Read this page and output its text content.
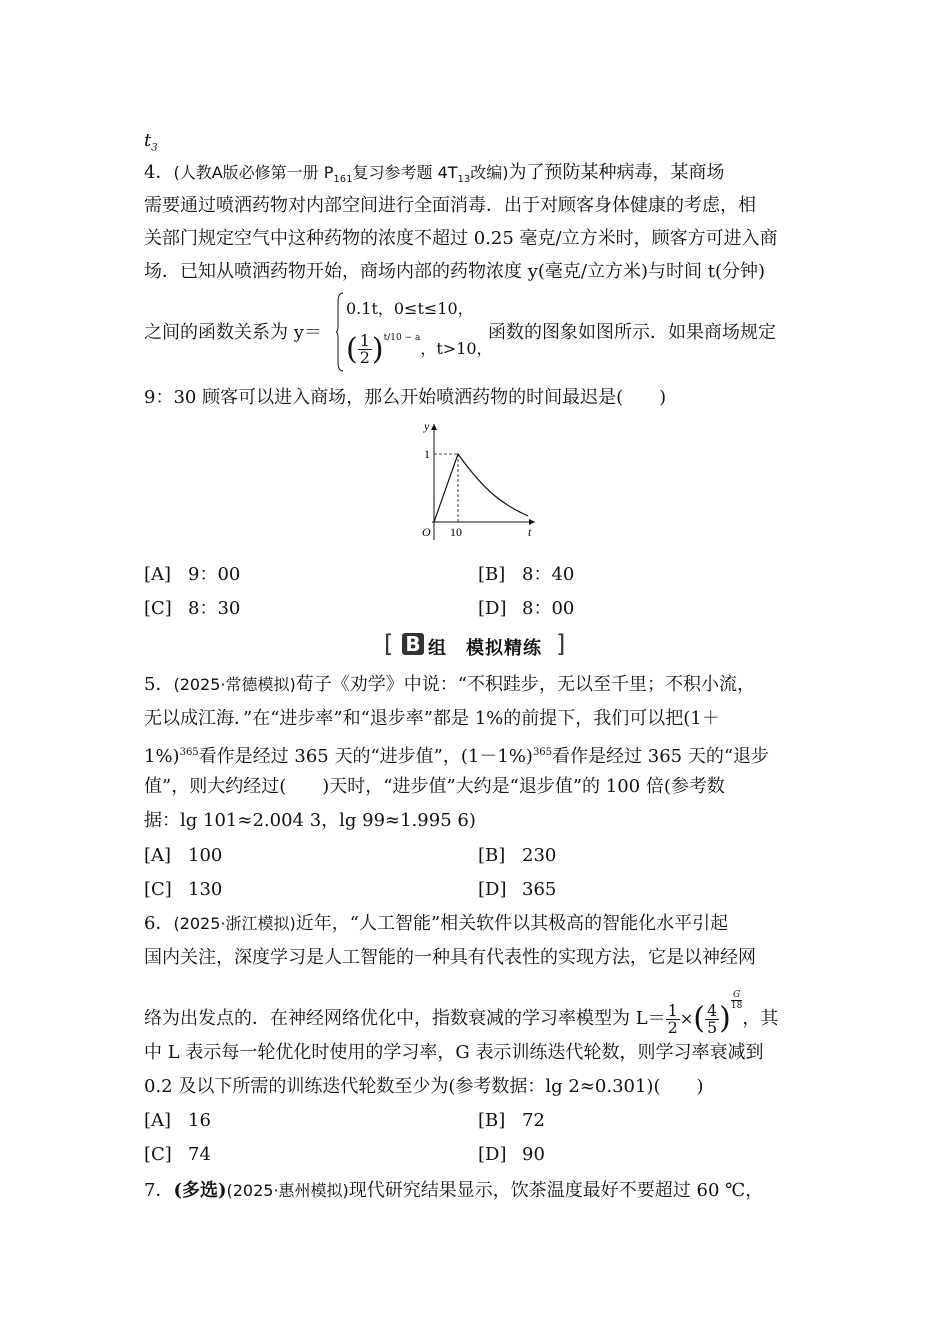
$t_3$
4．(人教A版必修第一册 $P_{161}$复习参考题 $4T_{13}$改编)为了预防某种病毒，某商场
需要通过喷洒药物对内部空间进行全面消毒．出于对顾客身体健康的考虑，相
关部门规定空气中这种药物的浓度不超过 0.25 毫克/立方米时，顾客方可进入商
场．已知从喷洒药物开始，商场内部的药物浓度 y(毫克/立方米)与时间 t(分钟)
之间的函数关系为 y＝
0.1t，0≤t≤10，
( $\frac{1}{2} )^{t/10 - a}$，t>10，
函数的图象如图所示．如果商场规定
9：30 顾客可以进入商场，那么开始喷洒药物的时间最迟是(　　)
y
t
O
1
10
[A] 9：00	[B] 8：40
[C] 8：30	[D] 8：00
[ B 组　模拟精练 ]
5．(2025·常德模拟)荀子《劝学》中说：“不积跬步，无以至千里；不积小流，
无以成江海．”在“进步率”和“退步率”都是 1%的前提下，我们可以把(1＋
1%)$^{365}$看作是经过 365 天的“进步值”，$(1-1\%)^{365}$看作是经过 365 天的“退步
值”，则大约经过(　　)天时，“进步值”大约是“退步值”的 100 倍(参考数
据：lg 101≈2.004 3，lg 99≈1.995 6)
[A] 100	[B] 230
[C] 130	[D] 365
6．(2025·浙江模拟)近年，“人工智能”相关软件以其极高的智能化水平引起
国内关注，深度学习是人工智能的一种具有代表性的实现方法，它是以神经网
络为出发点的．在神经网络优化中，指数衰减的学习率模型为 $L= \frac{1}{2}$ ×( $\frac{4}{5}$ )
$\frac{G}{18}$
，其
中 L 表示每一轮优化时使用的学习率，G 表示训练迭代轮数，则学习率衰减到
0.2 及以下所需的训练迭代轮数至少为(参考数据：lg 2≈0.301)(　　)
[A] 16	[B] 72
[C] 74	[D] 90
7．(多选)(2025·惠州模拟)现代研究结果显示，饮茶温度最好不要超过 60 ℃，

* **Problem to work on**
Every record above should be written out again without change, except that the pictures are left out.

* **The output**
Read this page and output its text content.
$t_3$
4．(人教A版必修第一册 $P_{161}$复习参考题 $4T_{13}$改编)为了预防某种病毒，某商场
需要通过喷洒药物对内部空间进行全面消毒．出于对顾客身体健康的考虑，相
关部门规定空气中这种药物的浓度不超过 0.25 毫克/立方米时，顾客方可进入商
场．已知从喷洒药物开始，商场内部的药物浓度 y(毫克/立方米)与时间 t(分钟)
之间的函数关系为 y＝
0.1t，0≤t≤10，
( $\frac{1}{2} )^{t/10 - a}$，t>10，
函数的图象如图所示．如果商场规定
9：30 顾客可以进入商场，那么开始喷洒药物的时间最迟是(　　)
y
t
O
1
10
[A] 9：00	[B] 8：40
[C] 8：30	[D] 8：00
[ B 组　模拟精练 ]
5．(2025·常德模拟)荀子《劝学》中说：“不积跬步，无以至千里；不积小流，
无以成江海．”在“进步率”和“退步率”都是 1%的前提下，我们可以把(1＋
1%)$^{365}$看作是经过 365 天的“进步值”，$(1-1\%)^{365}$看作是经过 365 天的“退步
值”，则大约经过(　　)天时，“进步值”大约是“退步值”的 100 倍(参考数
据：lg 101≈2.004 3，lg 99≈1.995 6)
[A] 100	[B] 230
[C] 130	[D] 365
6．(2025·浙江模拟)近年，“人工智能”相关软件以其极高的智能化水平引起
国内关注，深度学习是人工智能的一种具有代表性的实现方法，它是以神经网
络为出发点的．在神经网络优化中，指数衰减的学习率模型为 $L= \frac{1}{2}$ ×( $\frac{4}{5}$ )
$\frac{G}{18}$
，其
中 L 表示每一轮优化时使用的学习率，G 表示训练迭代轮数，则学习率衰减到
0.2 及以下所需的训练迭代轮数至少为(参考数据：lg 2≈0.301)(　　)
[A] 16	[B] 72
[C] 74	[D] 90
7．(多选)(2025·惠州模拟)现代研究结果显示，饮茶温度最好不要超过 60 ℃，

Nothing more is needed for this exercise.